- _Task statement_: Across the listing below, how many lines include the word "filled"? The answer is that number, with nothing added.

[Input for this task]

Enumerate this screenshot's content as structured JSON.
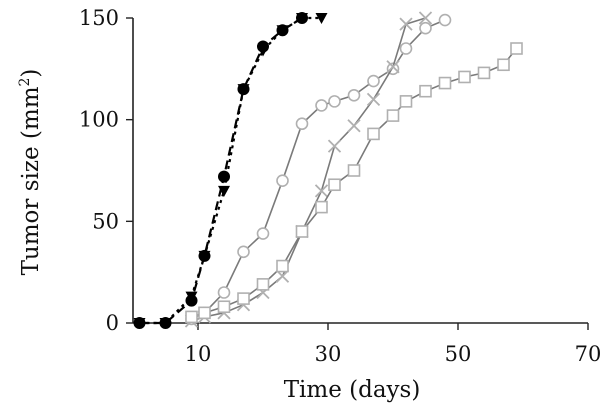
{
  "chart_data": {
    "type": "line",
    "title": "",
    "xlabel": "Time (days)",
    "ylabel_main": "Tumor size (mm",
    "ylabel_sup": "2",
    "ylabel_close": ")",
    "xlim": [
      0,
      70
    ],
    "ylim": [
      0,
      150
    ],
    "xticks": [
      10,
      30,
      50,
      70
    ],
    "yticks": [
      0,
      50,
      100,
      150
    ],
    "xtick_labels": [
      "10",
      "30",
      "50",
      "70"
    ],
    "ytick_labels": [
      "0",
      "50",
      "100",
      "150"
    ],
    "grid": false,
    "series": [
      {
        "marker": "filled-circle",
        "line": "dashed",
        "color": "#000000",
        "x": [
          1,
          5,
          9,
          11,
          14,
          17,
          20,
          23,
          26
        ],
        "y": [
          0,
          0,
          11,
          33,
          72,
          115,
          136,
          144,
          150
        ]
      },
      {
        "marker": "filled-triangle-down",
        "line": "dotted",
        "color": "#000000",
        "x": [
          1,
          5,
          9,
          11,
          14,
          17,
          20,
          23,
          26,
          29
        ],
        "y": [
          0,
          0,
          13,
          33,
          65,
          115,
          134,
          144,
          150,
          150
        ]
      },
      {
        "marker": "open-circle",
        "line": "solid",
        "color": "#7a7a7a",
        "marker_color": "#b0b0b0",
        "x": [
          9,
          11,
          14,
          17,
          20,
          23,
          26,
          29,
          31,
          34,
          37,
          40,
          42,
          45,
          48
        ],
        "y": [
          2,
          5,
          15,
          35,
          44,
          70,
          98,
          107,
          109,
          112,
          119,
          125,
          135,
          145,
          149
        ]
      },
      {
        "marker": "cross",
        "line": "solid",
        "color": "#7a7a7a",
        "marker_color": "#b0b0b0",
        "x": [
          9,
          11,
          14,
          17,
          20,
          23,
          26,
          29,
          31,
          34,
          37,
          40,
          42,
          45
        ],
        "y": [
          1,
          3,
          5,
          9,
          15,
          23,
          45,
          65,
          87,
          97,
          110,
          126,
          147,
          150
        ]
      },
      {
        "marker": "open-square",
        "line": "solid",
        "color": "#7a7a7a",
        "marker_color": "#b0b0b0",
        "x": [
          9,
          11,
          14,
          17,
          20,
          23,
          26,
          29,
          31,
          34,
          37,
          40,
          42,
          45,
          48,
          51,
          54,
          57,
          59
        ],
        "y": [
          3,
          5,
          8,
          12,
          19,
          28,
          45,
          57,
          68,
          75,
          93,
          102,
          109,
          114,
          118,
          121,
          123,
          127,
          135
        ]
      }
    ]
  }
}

[/Input for this task]

- _Your response_: 2